Transcribe the material verbatim in full; the pictures do not belong in the copy.

══ Records

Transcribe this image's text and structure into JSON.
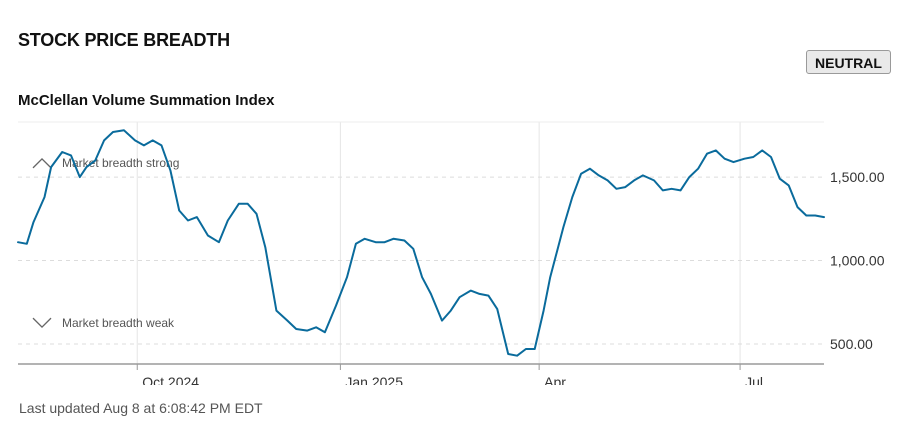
{
  "header": {
    "title": "STOCK PRICE BREADTH",
    "status_badge": "NEUTRAL"
  },
  "footer": {
    "last_updated": "Last updated Aug 8 at 6:08:42 PM EDT"
  },
  "chart_data": {
    "type": "line",
    "title": "McClellan Volume Summation Index",
    "xlabel": "",
    "ylabel": "",
    "ylim": [
      380,
      1830
    ],
    "y_ticks": [
      {
        "value": 500,
        "label": "500.00"
      },
      {
        "value": 1000,
        "label": "1,000.00"
      },
      {
        "value": 1500,
        "label": "1,500.00"
      }
    ],
    "x_ticks": [
      {
        "date": "2024-10-01",
        "label": "Oct 2024"
      },
      {
        "date": "2025-01-01",
        "label": "Jan 2025"
      },
      {
        "date": "2025-04-01",
        "label": "Apr"
      },
      {
        "date": "2025-07-01",
        "label": "Jul"
      }
    ],
    "x_range": [
      "2024-08-08",
      "2025-08-08"
    ],
    "grid": true,
    "annotations": [
      {
        "label": "Market breadth strong",
        "icon": "chevron-up-icon",
        "value": 1585
      },
      {
        "label": "Market breadth weak",
        "icon": "chevron-down-icon",
        "value": 625
      }
    ],
    "line_color": "#0a6b9c",
    "series": [
      {
        "x": [
          "2024-08-08",
          "2024-08-12",
          "2024-08-15",
          "2024-08-20",
          "2024-08-23",
          "2024-08-28",
          "2024-09-01",
          "2024-09-05",
          "2024-09-08",
          "2024-09-12",
          "2024-09-16",
          "2024-09-20",
          "2024-09-25",
          "2024-09-30",
          "2024-10-04",
          "2024-10-08",
          "2024-10-12",
          "2024-10-16",
          "2024-10-20",
          "2024-10-24",
          "2024-10-28",
          "2024-11-02",
          "2024-11-07",
          "2024-11-11",
          "2024-11-16",
          "2024-11-20",
          "2024-11-24",
          "2024-11-28",
          "2024-12-03",
          "2024-12-08",
          "2024-12-12",
          "2024-12-17",
          "2024-12-21",
          "2024-12-25",
          "2024-12-30",
          "2025-01-04",
          "2025-01-08",
          "2025-01-12",
          "2025-01-17",
          "2025-01-21",
          "2025-01-25",
          "2025-01-30",
          "2025-02-03",
          "2025-02-07",
          "2025-02-11",
          "2025-02-16",
          "2025-02-20",
          "2025-02-24",
          "2025-03-01",
          "2025-03-05",
          "2025-03-09",
          "2025-03-13",
          "2025-03-18",
          "2025-03-22",
          "2025-03-26",
          "2025-03-30",
          "2025-04-03",
          "2025-04-06",
          "2025-04-09",
          "2025-04-12",
          "2025-04-16",
          "2025-04-20",
          "2025-04-24",
          "2025-04-28",
          "2025-05-02",
          "2025-05-06",
          "2025-05-10",
          "2025-05-14",
          "2025-05-18",
          "2025-05-23",
          "2025-05-27",
          "2025-05-31",
          "2025-06-04",
          "2025-06-08",
          "2025-06-12",
          "2025-06-16",
          "2025-06-20",
          "2025-06-24",
          "2025-06-28",
          "2025-07-03",
          "2025-07-07",
          "2025-07-11",
          "2025-07-15",
          "2025-07-19",
          "2025-07-23",
          "2025-07-27",
          "2025-07-31",
          "2025-08-04",
          "2025-08-08"
        ],
        "values": [
          1110,
          1100,
          1230,
          1380,
          1560,
          1650,
          1630,
          1500,
          1560,
          1600,
          1720,
          1770,
          1780,
          1720,
          1690,
          1720,
          1690,
          1540,
          1300,
          1240,
          1260,
          1150,
          1110,
          1240,
          1340,
          1340,
          1280,
          1080,
          700,
          640,
          590,
          580,
          600,
          570,
          730,
          900,
          1100,
          1130,
          1110,
          1110,
          1130,
          1120,
          1070,
          900,
          800,
          640,
          700,
          780,
          820,
          800,
          790,
          710,
          440,
          430,
          470,
          470,
          700,
          900,
          1050,
          1200,
          1380,
          1520,
          1550,
          1510,
          1480,
          1430,
          1440,
          1480,
          1510,
          1480,
          1420,
          1430,
          1420,
          1500,
          1550,
          1640,
          1660,
          1610,
          1590,
          1610,
          1620,
          1660,
          1620,
          1490,
          1450,
          1320,
          1270,
          1270,
          1260
        ]
      }
    ]
  }
}
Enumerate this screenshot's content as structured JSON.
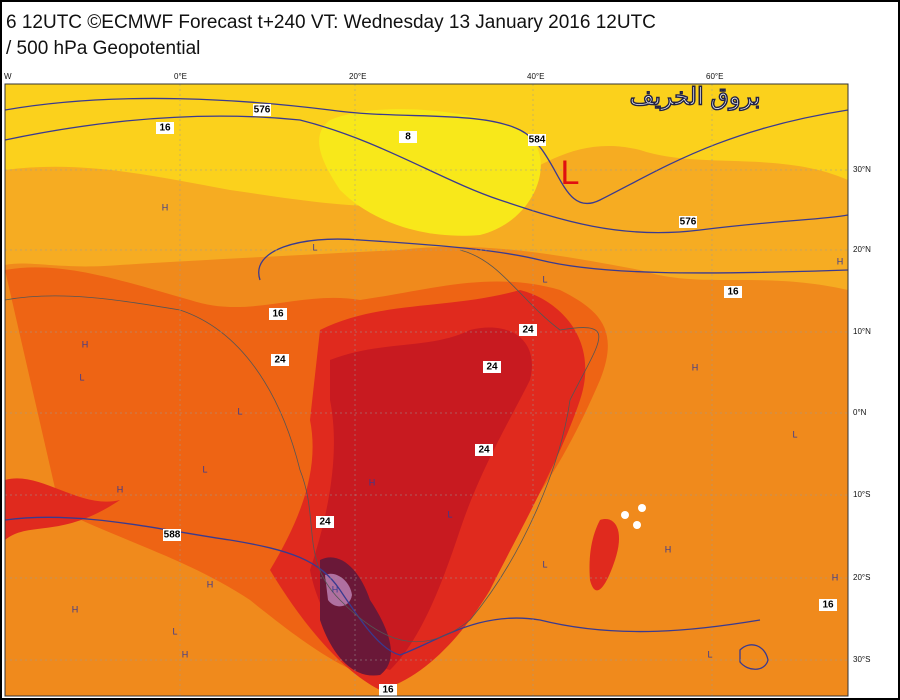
{
  "header": {
    "line1": "6 12UTC ©ECMWF Forecast t+240 VT: Wednesday 13 January 2016 12UTC",
    "line2": "/ 500 hPa Geopotential"
  },
  "watermark": "بروق الخريف",
  "longitude_labels": [
    "W",
    "0°E",
    "20°E",
    "40°E",
    "60°E"
  ],
  "latitude_labels": [
    "30°N",
    "20°N",
    "10°N",
    "0°N",
    "10°S",
    "20°S",
    "30°S"
  ],
  "low_center": "L",
  "contour_labels": [
    "16",
    "576",
    "8",
    "584",
    "576",
    "16",
    "16",
    "24",
    "24",
    "24",
    "24",
    "24",
    "16",
    "588",
    "16"
  ],
  "pressure_markers": [
    "H",
    "H",
    "H",
    "H",
    "H",
    "H",
    "H",
    "H",
    "H",
    "H",
    "H",
    "H",
    "L",
    "L",
    "L",
    "L",
    "L",
    "L",
    "L",
    "L",
    "L",
    "L"
  ]
}
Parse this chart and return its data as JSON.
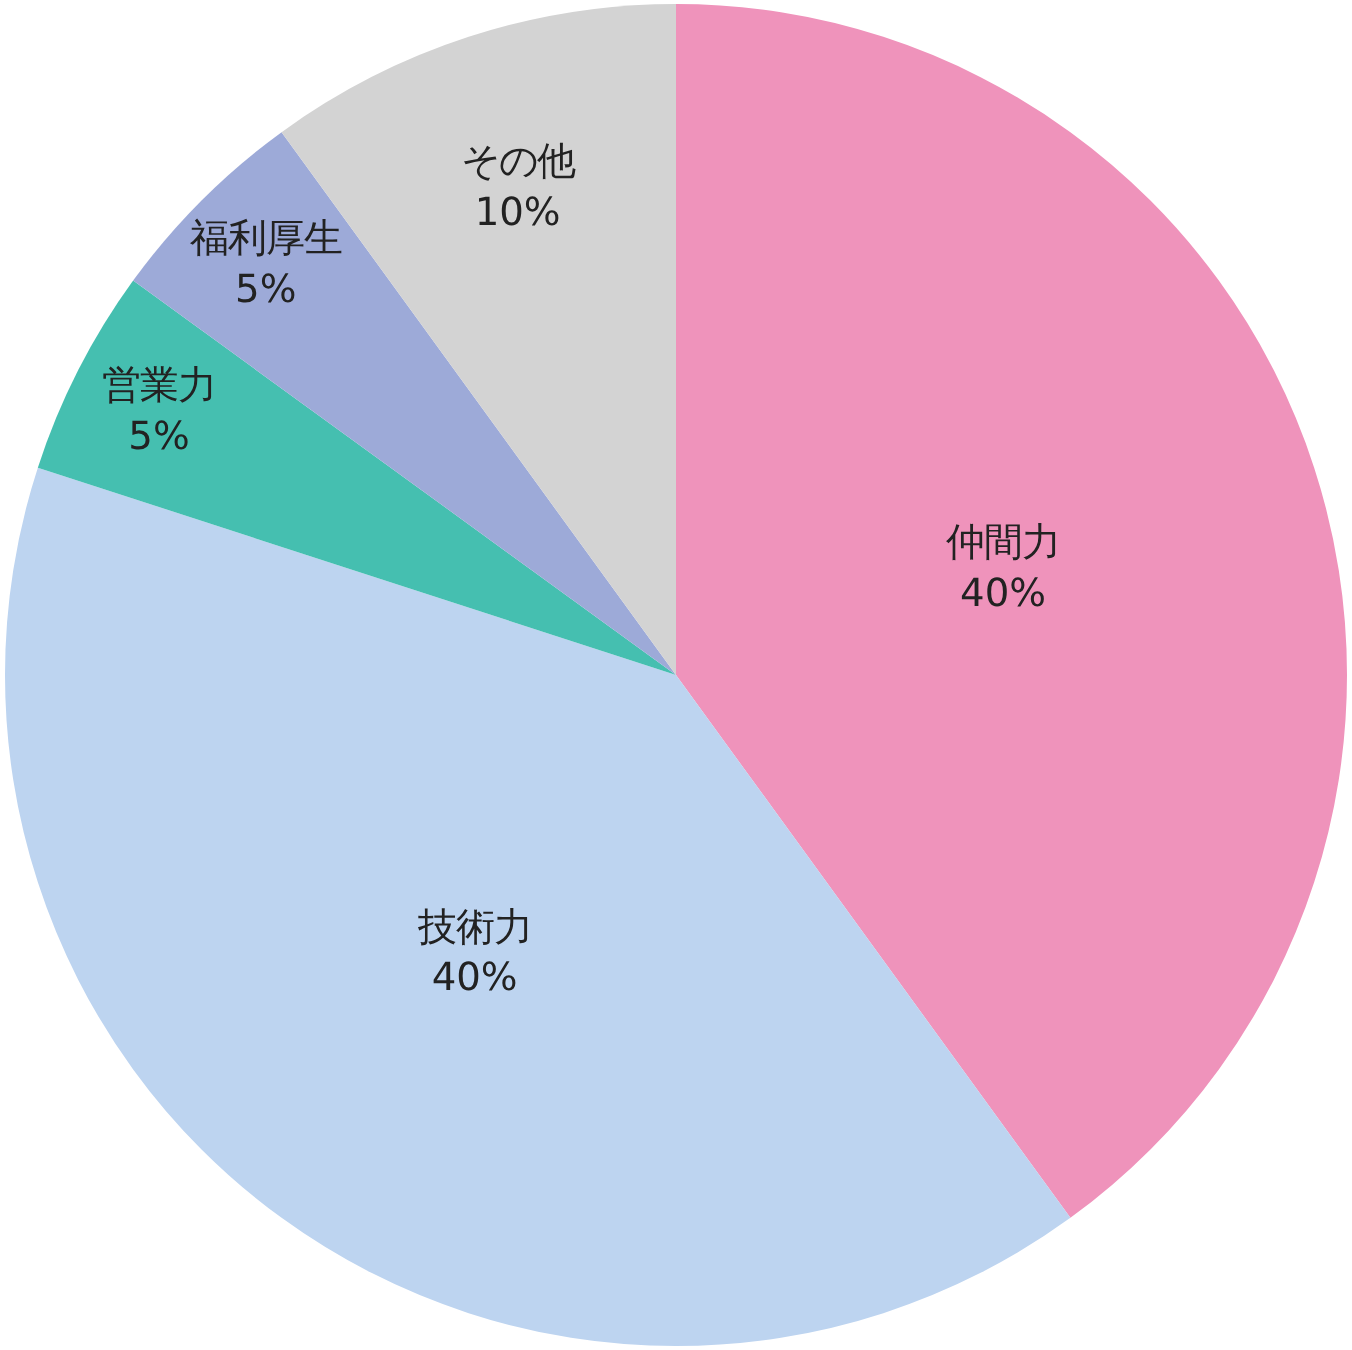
{
  "chart_data": {
    "type": "pie",
    "categories": [
      "仲間力",
      "技術力",
      "営業力",
      "福利厚生",
      "その他"
    ],
    "values": [
      40,
      40,
      5,
      5,
      10
    ],
    "value_labels": [
      "40%",
      "40%",
      "5%",
      "5%",
      "10%"
    ],
    "colors": [
      "#ef93bb",
      "#bdd4f0",
      "#45bfb0",
      "#9daad8",
      "#d3d3d3"
    ],
    "legend": false
  }
}
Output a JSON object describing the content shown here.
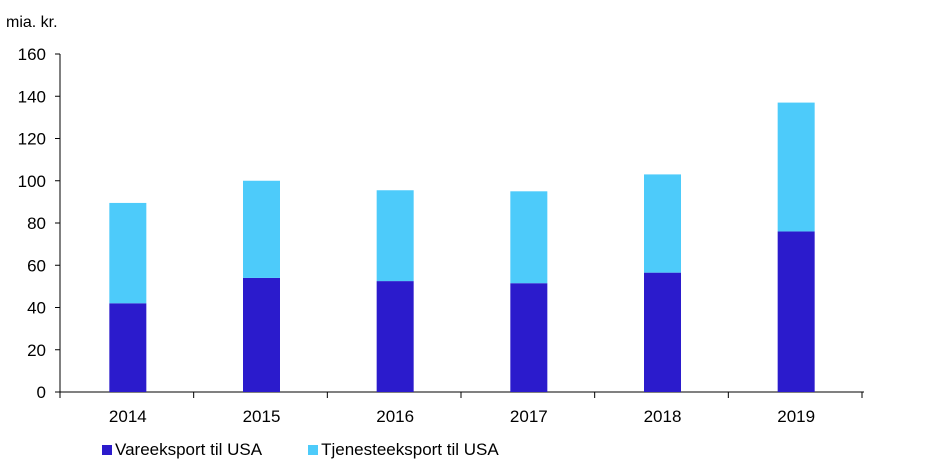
{
  "chart_data": {
    "type": "bar",
    "stacked": true,
    "ylabel": "mia. kr.",
    "ylim": [
      0,
      160
    ],
    "yticks": [
      0,
      20,
      40,
      60,
      80,
      100,
      120,
      140,
      160
    ],
    "categories": [
      "2014",
      "2015",
      "2016",
      "2017",
      "2018",
      "2019"
    ],
    "series": [
      {
        "name": "Vareeksport til USA",
        "color": "#2b1bcc",
        "values": [
          42,
          54,
          52.5,
          51.5,
          56.5,
          76
        ]
      },
      {
        "name": "Tjenesteeksport til USA",
        "color": "#4dcbfa",
        "values": [
          47.5,
          46,
          43,
          43.5,
          46.5,
          61
        ]
      }
    ],
    "grid": false,
    "legend_position": "bottom-left"
  }
}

════

### Final result
Transcribe this image's text and structure into JSON.
{
  "header": {
    "title": "STOCK PRICE BREADTH",
    "status_badge": "NEUTRAL"
  },
  "footer": {
    "last_updated": "Last updated Aug 8 at 6:08:42 PM EDT"
  },
  "chart_data": {
    "type": "line",
    "title": "McClellan Volume Summation Index",
    "xlabel": "",
    "ylabel": "",
    "ylim": [
      380,
      1830
    ],
    "y_ticks": [
      {
        "value": 500,
        "label": "500.00"
      },
      {
        "value": 1000,
        "label": "1,000.00"
      },
      {
        "value": 1500,
        "label": "1,500.00"
      }
    ],
    "x_ticks": [
      {
        "date": "2024-10-01",
        "label": "Oct 2024"
      },
      {
        "date": "2025-01-01",
        "label": "Jan 2025"
      },
      {
        "date": "2025-04-01",
        "label": "Apr"
      },
      {
        "date": "2025-07-01",
        "label": "Jul"
      }
    ],
    "x_range": [
      "2024-08-08",
      "2025-08-08"
    ],
    "grid": true,
    "annotations": [
      {
        "label": "Market breadth strong",
        "icon": "chevron-up-icon",
        "value": 1585
      },
      {
        "label": "Market breadth weak",
        "icon": "chevron-down-icon",
        "value": 625
      }
    ],
    "line_color": "#0a6b9c",
    "series": [
      {
        "x": [
          "2024-08-08",
          "2024-08-12",
          "2024-08-15",
          "2024-08-20",
          "2024-08-23",
          "2024-08-28",
          "2024-09-01",
          "2024-09-05",
          "2024-09-08",
          "2024-09-12",
          "2024-09-16",
          "2024-09-20",
          "2024-09-25",
          "2024-09-30",
          "2024-10-04",
          "2024-10-08",
          "2024-10-12",
          "2024-10-16",
          "2024-10-20",
          "2024-10-24",
          "2024-10-28",
          "2024-11-02",
          "2024-11-07",
          "2024-11-11",
          "2024-11-16",
          "2024-11-20",
          "2024-11-24",
          "2024-11-28",
          "2024-12-03",
          "2024-12-08",
          "2024-12-12",
          "2024-12-17",
          "2024-12-21",
          "2024-12-25",
          "2024-12-30",
          "2025-01-04",
          "2025-01-08",
          "2025-01-12",
          "2025-01-17",
          "2025-01-21",
          "2025-01-25",
          "2025-01-30",
          "2025-02-03",
          "2025-02-07",
          "2025-02-11",
          "2025-02-16",
          "2025-02-20",
          "2025-02-24",
          "2025-03-01",
          "2025-03-05",
          "2025-03-09",
          "2025-03-13",
          "2025-03-18",
          "2025-03-22",
          "2025-03-26",
          "2025-03-30",
          "2025-04-03",
          "2025-04-06",
          "2025-04-09",
          "2025-04-12",
          "2025-04-16",
          "2025-04-20",
          "2025-04-24",
          "2025-04-28",
          "2025-05-02",
          "2025-05-06",
          "2025-05-10",
          "2025-05-14",
          "2025-05-18",
          "2025-05-23",
          "2025-05-27",
          "2025-05-31",
          "2025-06-04",
          "2025-06-08",
          "2025-06-12",
          "2025-06-16",
          "2025-06-20",
          "2025-06-24",
          "2025-06-28",
          "2025-07-03",
          "2025-07-07",
          "2025-07-11",
          "2025-07-15",
          "2025-07-19",
          "2025-07-23",
          "2025-07-27",
          "2025-07-31",
          "2025-08-04",
          "2025-08-08"
        ],
        "values": [
          1110,
          1100,
          1230,
          1380,
          1560,
          1650,
          1630,
          1500,
          1560,
          1600,
          1720,
          1770,
          1780,
          1720,
          1690,
          1720,
          1690,
          1540,
          1300,
          1240,
          1260,
          1150,
          1110,
          1240,
          1340,
          1340,
          1280,
          1080,
          700,
          640,
          590,
          580,
          600,
          570,
          730,
          900,
          1100,
          1130,
          1110,
          1110,
          1130,
          1120,
          1070,
          900,
          800,
          640,
          700,
          780,
          820,
          800,
          790,
          710,
          440,
          430,
          470,
          470,
          700,
          900,
          1050,
          1200,
          1380,
          1520,
          1550,
          1510,
          1480,
          1430,
          1440,
          1480,
          1510,
          1480,
          1420,
          1430,
          1420,
          1500,
          1550,
          1640,
          1660,
          1610,
          1590,
          1610,
          1620,
          1660,
          1620,
          1490,
          1450,
          1320,
          1270,
          1270,
          1260
        ]
      }
    ]
  }
}
Enumerate this screenshot's content as structured JSON.
{
  "header": {
    "line1": "6 12UTC ©ECMWF Forecast t+240 VT: Wednesday 13 January 2016 12UTC",
    "line2": "/ 500 hPa Geopotential"
  },
  "watermark": "بروق الخريف",
  "longitude_labels": [
    "W",
    "0°E",
    "20°E",
    "40°E",
    "60°E"
  ],
  "latitude_labels": [
    "30°N",
    "20°N",
    "10°N",
    "0°N",
    "10°S",
    "20°S",
    "30°S"
  ],
  "low_center": "L",
  "contour_labels": [
    "16",
    "576",
    "8",
    "584",
    "576",
    "16",
    "16",
    "24",
    "24",
    "24",
    "24",
    "24",
    "16",
    "588",
    "16"
  ],
  "pressure_markers": [
    "H",
    "H",
    "H",
    "H",
    "H",
    "H",
    "H",
    "H",
    "H",
    "H",
    "H",
    "H",
    "L",
    "L",
    "L",
    "L",
    "L",
    "L",
    "L",
    "L",
    "L",
    "L"
  ]
}
Parse this chart and return its data as JSON.
{
  "chart_data": {
    "type": "pie",
    "categories": [
      "仲間力",
      "技術力",
      "営業力",
      "福利厚生",
      "その他"
    ],
    "values": [
      40,
      40,
      5,
      5,
      10
    ],
    "value_labels": [
      "40%",
      "40%",
      "5%",
      "5%",
      "10%"
    ],
    "colors": [
      "#ef93bb",
      "#bdd4f0",
      "#45bfb0",
      "#9daad8",
      "#d3d3d3"
    ],
    "legend": false
  }
}
Output a JSON object describing the content shown here.
{
  "chart_data": {
    "type": "bar",
    "stacked": true,
    "ylabel": "mia. kr.",
    "ylim": [
      0,
      160
    ],
    "yticks": [
      0,
      20,
      40,
      60,
      80,
      100,
      120,
      140,
      160
    ],
    "categories": [
      "2014",
      "2015",
      "2016",
      "2017",
      "2018",
      "2019"
    ],
    "series": [
      {
        "name": "Vareeksport til USA",
        "color": "#2b1bcc",
        "values": [
          42,
          54,
          52.5,
          51.5,
          56.5,
          76
        ]
      },
      {
        "name": "Tjenesteeksport til USA",
        "color": "#4dcbfa",
        "values": [
          47.5,
          46,
          43,
          43.5,
          46.5,
          61
        ]
      }
    ],
    "grid": false,
    "legend_position": "bottom-left"
  }
}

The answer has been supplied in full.